• PROBLEM
Search the records that follow and extract every line containing the string "cover".

• GIVEN RECORDS
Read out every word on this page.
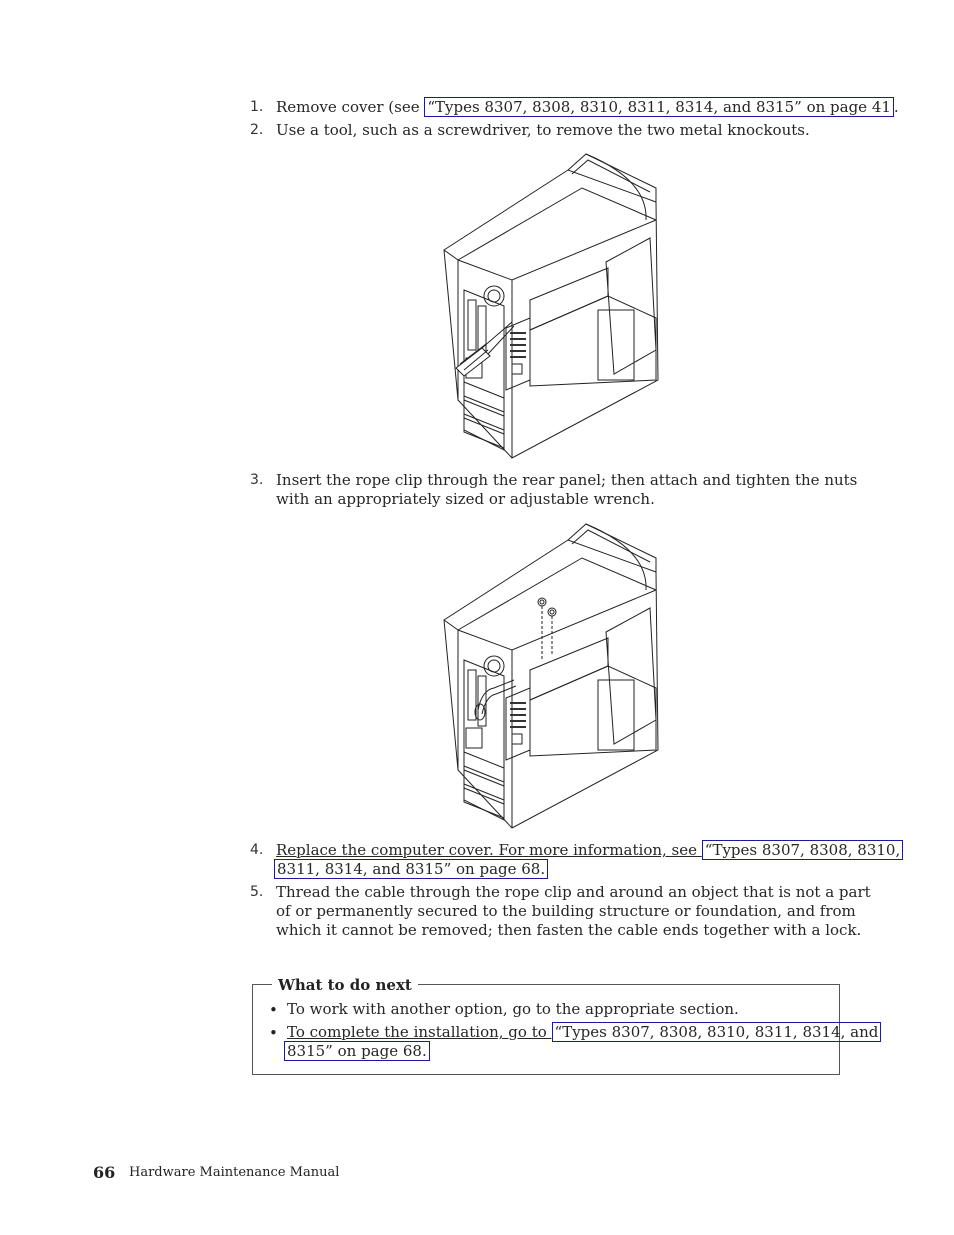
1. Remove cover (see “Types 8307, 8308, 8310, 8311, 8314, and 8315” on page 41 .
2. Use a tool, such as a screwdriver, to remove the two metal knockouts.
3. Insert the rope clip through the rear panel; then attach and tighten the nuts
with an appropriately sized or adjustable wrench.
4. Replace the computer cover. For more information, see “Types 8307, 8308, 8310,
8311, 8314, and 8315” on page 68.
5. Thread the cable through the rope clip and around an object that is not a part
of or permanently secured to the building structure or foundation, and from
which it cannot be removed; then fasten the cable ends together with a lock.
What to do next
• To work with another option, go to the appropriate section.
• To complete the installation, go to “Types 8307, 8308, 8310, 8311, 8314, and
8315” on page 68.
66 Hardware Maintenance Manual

--

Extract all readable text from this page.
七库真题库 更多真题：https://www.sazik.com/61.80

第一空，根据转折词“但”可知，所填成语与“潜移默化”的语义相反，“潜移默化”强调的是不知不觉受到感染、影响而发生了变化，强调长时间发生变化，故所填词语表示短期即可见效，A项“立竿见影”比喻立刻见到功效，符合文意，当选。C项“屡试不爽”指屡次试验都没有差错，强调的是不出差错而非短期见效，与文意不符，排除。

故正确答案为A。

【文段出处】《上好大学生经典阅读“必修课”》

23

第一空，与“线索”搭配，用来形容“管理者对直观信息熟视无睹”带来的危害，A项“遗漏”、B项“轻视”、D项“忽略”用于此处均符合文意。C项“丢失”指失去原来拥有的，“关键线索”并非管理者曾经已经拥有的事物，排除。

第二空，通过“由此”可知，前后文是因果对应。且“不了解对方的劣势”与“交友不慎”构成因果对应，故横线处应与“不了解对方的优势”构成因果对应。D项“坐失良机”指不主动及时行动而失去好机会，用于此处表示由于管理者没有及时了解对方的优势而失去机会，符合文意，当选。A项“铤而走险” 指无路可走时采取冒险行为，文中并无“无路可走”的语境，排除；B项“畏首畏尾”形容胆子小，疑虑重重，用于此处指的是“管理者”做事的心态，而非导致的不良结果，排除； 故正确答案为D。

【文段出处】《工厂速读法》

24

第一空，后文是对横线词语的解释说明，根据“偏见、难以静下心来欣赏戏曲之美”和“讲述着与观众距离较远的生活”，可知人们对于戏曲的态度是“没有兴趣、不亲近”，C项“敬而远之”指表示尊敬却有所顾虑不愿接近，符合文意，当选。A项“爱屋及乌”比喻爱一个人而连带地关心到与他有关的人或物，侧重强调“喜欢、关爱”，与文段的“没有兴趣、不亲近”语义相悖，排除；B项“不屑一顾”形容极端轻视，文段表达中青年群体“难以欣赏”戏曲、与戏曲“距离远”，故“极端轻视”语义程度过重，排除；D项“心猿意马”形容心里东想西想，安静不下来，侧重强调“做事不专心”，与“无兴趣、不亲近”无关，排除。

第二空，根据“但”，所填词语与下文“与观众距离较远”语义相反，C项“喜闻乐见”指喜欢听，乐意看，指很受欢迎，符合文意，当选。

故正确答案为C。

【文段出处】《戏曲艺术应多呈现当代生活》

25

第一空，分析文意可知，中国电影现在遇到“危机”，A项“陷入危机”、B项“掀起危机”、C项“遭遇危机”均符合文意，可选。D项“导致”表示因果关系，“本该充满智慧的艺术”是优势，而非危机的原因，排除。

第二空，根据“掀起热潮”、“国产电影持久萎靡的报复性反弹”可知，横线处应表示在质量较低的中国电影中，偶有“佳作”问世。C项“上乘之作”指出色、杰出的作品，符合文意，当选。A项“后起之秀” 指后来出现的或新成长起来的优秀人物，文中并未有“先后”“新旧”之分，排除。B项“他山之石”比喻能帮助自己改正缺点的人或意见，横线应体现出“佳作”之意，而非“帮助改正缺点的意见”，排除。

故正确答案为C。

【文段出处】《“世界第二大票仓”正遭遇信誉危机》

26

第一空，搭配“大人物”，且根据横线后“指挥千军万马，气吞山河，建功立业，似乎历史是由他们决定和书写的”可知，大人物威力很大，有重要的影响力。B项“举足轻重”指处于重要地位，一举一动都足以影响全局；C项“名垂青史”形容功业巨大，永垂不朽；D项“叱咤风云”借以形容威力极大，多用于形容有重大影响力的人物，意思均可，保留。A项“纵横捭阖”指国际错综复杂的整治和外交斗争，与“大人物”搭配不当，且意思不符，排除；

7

• EXPECTED ANSWER
1. Remove cover (see “Types 8307, 8308, 8310, 8311, 8314, and 8315” on page 41 .
4. Replace the computer cover. For more information, see “Types 8307, 8308, 8310,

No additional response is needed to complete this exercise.